OBJECTIVE:
Could you quote, exactly as they stand, the lines running from the one with "OCR this image." to the final line of the material?

--- start of DATA RECORDS ---

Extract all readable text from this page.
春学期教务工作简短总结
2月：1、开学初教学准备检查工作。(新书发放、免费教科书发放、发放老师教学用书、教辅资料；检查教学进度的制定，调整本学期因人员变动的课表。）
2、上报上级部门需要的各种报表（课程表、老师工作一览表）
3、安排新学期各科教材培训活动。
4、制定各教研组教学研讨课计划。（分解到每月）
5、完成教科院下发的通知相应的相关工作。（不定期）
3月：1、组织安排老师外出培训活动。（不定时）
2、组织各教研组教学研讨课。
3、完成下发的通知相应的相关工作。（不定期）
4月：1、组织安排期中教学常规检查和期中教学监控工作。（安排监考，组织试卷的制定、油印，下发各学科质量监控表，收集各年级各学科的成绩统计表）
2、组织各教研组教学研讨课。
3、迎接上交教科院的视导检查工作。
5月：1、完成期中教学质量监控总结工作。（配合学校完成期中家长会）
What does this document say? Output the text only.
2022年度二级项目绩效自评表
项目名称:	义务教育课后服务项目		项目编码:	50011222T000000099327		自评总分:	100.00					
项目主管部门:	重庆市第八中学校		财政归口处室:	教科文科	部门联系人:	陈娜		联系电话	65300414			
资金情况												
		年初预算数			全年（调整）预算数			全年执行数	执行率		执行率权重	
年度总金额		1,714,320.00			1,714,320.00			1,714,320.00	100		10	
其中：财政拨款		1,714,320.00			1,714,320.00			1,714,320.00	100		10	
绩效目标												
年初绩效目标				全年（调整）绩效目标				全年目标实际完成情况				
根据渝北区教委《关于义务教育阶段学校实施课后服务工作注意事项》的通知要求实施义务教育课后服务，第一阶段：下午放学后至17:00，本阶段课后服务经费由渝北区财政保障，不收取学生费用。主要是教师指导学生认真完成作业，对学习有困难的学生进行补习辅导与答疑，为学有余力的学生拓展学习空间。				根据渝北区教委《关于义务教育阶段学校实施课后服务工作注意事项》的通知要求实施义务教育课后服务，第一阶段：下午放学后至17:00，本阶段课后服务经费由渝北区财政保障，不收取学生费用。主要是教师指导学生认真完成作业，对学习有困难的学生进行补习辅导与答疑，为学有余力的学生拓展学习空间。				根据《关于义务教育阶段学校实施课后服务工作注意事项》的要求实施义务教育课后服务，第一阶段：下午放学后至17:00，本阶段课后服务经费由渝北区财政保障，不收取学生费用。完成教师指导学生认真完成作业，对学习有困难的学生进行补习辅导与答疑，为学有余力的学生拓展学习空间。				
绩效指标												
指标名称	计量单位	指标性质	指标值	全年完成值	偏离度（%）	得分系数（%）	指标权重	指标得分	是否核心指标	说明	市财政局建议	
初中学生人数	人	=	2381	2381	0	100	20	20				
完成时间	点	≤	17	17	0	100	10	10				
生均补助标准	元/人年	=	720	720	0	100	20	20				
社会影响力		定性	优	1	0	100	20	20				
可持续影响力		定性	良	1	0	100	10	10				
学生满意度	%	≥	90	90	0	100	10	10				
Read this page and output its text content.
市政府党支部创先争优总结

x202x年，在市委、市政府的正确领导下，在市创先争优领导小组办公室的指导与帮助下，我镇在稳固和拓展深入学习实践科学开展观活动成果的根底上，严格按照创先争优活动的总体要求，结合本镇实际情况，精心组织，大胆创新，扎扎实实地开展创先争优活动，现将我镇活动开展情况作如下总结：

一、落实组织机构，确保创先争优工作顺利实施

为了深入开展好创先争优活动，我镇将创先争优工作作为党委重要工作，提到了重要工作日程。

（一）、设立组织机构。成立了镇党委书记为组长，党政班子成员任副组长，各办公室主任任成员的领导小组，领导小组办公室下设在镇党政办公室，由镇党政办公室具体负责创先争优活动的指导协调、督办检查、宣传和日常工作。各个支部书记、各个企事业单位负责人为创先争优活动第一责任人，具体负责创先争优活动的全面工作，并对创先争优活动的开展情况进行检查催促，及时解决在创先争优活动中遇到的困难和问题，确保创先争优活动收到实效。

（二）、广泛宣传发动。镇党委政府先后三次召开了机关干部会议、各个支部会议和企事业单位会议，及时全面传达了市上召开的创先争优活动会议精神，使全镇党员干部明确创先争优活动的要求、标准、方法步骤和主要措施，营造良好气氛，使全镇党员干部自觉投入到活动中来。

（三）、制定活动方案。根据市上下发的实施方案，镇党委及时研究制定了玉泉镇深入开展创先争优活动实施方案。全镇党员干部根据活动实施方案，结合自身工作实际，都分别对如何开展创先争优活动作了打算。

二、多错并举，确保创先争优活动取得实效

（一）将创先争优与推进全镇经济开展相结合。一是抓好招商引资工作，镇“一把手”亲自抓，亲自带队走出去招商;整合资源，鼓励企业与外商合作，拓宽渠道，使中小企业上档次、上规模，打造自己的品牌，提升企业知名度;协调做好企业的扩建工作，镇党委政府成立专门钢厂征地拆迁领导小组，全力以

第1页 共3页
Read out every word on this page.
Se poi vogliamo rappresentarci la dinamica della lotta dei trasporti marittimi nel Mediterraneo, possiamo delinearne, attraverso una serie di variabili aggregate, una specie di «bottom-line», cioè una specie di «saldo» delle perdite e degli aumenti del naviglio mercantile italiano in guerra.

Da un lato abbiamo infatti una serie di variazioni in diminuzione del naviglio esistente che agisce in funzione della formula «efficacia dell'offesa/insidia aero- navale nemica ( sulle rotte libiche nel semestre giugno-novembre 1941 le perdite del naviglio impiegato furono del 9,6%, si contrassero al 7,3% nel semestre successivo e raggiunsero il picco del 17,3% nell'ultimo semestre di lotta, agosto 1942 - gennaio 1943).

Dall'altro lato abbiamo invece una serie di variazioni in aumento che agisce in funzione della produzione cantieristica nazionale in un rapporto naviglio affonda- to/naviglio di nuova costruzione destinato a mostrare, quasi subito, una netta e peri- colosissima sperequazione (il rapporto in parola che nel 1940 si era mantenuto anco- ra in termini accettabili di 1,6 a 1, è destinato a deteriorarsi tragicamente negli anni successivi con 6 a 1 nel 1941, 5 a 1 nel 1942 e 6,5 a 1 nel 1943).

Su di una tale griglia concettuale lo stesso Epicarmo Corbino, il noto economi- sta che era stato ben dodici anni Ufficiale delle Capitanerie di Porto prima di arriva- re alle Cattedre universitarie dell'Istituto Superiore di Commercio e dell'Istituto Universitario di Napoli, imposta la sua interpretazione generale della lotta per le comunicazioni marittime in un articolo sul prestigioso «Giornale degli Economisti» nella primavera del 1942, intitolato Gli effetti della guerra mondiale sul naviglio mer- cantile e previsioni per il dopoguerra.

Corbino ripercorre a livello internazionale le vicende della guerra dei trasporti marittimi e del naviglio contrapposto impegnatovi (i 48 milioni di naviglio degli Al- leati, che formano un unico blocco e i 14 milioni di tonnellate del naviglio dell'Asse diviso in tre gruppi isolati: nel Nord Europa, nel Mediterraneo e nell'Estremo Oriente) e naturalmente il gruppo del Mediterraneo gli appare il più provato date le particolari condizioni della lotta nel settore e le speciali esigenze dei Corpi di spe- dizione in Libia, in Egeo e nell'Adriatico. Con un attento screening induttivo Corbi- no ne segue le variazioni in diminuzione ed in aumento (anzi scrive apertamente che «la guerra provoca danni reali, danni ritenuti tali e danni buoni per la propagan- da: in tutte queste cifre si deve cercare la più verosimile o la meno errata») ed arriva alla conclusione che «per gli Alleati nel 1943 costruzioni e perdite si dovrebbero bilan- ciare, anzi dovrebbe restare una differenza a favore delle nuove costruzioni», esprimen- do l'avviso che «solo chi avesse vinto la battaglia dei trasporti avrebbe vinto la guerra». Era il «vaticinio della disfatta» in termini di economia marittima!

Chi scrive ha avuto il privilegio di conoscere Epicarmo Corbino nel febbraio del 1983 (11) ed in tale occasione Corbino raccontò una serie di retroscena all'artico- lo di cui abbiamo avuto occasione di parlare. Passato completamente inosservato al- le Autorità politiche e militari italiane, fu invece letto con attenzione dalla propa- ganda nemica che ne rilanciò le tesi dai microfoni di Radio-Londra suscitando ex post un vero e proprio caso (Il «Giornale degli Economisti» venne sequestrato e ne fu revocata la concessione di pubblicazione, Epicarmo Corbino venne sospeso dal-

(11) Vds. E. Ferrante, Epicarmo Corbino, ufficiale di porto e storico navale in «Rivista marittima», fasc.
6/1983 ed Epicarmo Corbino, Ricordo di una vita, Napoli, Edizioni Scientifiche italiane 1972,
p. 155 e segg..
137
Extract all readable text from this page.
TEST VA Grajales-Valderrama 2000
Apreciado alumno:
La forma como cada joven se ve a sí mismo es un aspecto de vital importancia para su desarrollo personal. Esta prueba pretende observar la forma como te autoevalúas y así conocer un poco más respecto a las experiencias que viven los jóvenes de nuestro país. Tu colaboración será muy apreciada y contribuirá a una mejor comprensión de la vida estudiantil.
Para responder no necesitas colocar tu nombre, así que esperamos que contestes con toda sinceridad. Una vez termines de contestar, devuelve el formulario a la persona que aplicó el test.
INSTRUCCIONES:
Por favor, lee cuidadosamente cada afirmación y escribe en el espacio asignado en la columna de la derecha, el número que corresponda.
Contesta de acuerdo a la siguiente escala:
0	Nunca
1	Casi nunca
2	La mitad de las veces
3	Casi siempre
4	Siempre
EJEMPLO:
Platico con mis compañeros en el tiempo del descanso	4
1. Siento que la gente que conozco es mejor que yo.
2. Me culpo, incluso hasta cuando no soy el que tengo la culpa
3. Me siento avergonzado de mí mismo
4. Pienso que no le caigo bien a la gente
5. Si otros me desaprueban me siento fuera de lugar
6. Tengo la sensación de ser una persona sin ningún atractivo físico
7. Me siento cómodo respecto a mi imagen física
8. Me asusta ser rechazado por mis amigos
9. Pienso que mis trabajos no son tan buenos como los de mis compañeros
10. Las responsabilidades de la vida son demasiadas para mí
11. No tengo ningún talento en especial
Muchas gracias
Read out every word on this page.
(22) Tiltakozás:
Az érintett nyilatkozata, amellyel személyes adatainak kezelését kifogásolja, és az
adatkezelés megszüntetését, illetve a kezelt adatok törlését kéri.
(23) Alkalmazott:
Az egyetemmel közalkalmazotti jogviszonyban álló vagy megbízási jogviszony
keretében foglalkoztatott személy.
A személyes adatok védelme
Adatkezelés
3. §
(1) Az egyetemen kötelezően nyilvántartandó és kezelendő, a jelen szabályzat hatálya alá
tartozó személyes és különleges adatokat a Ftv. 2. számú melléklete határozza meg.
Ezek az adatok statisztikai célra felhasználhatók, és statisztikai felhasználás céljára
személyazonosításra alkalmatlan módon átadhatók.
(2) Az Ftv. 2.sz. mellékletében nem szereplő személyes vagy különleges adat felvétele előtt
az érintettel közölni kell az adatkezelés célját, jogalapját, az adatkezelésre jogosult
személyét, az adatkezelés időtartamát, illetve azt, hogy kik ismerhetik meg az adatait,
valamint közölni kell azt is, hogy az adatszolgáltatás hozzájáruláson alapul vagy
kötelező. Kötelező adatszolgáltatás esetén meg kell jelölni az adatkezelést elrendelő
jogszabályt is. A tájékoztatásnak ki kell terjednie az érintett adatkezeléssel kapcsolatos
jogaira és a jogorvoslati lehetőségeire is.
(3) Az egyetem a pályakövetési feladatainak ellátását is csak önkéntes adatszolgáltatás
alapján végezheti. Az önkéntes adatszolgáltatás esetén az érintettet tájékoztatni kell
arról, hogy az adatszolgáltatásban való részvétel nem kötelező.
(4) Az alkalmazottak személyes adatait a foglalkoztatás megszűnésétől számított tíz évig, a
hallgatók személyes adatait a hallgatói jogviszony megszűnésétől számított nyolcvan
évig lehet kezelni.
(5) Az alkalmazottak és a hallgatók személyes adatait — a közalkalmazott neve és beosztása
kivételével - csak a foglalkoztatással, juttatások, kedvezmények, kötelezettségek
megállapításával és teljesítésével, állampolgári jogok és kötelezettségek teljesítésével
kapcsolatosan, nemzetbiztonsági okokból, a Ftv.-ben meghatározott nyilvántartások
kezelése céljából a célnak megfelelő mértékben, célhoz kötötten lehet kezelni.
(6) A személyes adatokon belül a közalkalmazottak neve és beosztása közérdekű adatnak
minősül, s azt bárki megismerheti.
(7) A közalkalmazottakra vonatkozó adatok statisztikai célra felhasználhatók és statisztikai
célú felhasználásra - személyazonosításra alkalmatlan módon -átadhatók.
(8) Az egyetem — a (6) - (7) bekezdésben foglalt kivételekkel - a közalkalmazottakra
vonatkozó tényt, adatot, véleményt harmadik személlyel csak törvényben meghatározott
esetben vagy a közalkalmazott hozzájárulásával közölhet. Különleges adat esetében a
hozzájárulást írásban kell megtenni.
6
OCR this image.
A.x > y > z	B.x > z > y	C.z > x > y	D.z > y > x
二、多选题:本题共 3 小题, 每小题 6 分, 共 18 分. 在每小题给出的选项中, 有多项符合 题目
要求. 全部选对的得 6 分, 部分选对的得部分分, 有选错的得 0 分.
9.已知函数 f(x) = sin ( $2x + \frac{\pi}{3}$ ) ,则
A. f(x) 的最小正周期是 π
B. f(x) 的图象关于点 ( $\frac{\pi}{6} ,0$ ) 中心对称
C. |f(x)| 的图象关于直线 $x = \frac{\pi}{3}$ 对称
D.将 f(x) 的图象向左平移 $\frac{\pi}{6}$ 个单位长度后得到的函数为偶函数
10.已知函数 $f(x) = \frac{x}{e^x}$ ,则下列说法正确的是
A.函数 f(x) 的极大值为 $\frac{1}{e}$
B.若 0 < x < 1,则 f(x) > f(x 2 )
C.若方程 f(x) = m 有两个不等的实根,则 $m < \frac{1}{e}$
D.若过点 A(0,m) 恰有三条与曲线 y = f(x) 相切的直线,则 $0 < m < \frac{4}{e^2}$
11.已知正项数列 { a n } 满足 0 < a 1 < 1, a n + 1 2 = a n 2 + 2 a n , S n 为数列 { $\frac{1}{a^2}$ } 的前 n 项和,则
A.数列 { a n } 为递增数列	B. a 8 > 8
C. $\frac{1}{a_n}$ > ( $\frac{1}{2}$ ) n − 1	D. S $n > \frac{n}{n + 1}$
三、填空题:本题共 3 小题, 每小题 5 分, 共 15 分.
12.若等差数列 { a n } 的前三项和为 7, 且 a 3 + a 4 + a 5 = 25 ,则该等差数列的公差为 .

--- end of DATA RECORDS ---

THE RESULT:
OCR this image.
A.x > y > z	B.x > z > y	C.z > x > y	D.z > y > x
二、多选题:本题共 3 小题, 每小题 6 分, 共 18 分. 在每小题给出的选项中, 有多项符合 题目
要求. 全部选对的得 6 分, 部分选对的得部分分, 有选错的得 0 分.
9.已知函数 f(x) = sin ( $2x + \frac{\pi}{3}$ ) ,则
A. f(x) 的最小正周期是 π
B. f(x) 的图象关于点 ( $\frac{\pi}{6} ,0$ ) 中心对称
C. |f(x)| 的图象关于直线 $x = \frac{\pi}{3}$ 对称
D.将 f(x) 的图象向左平移 $\frac{\pi}{6}$ 个单位长度后得到的函数为偶函数
10.已知函数 $f(x) = \frac{x}{e^x}$ ,则下列说法正确的是
A.函数 f(x) 的极大值为 $\frac{1}{e}$
B.若 0 < x < 1,则 f(x) > f(x 2 )
C.若方程 f(x) = m 有两个不等的实根,则 $m < \frac{1}{e}$
D.若过点 A(0,m) 恰有三条与曲线 y = f(x) 相切的直线,则 $0 < m < \frac{4}{e^2}$
11.已知正项数列 { a n } 满足 0 < a 1 < 1, a n + 1 2 = a n 2 + 2 a n , S n 为数列 { $\frac{1}{a^2}$ } 的前 n 项和,则
A.数列 { a n } 为递增数列	B. a 8 > 8
C. $\frac{1}{a_n}$ > ( $\frac{1}{2}$ ) n − 1	D. S $n > \frac{n}{n + 1}$
三、填空题:本题共 3 小题, 每小题 5 分, 共 15 分.
12.若等差数列 { a n } 的前三项和为 7, 且 a 3 + a 4 + a 5 = 25 ,则该等差数列的公差为 .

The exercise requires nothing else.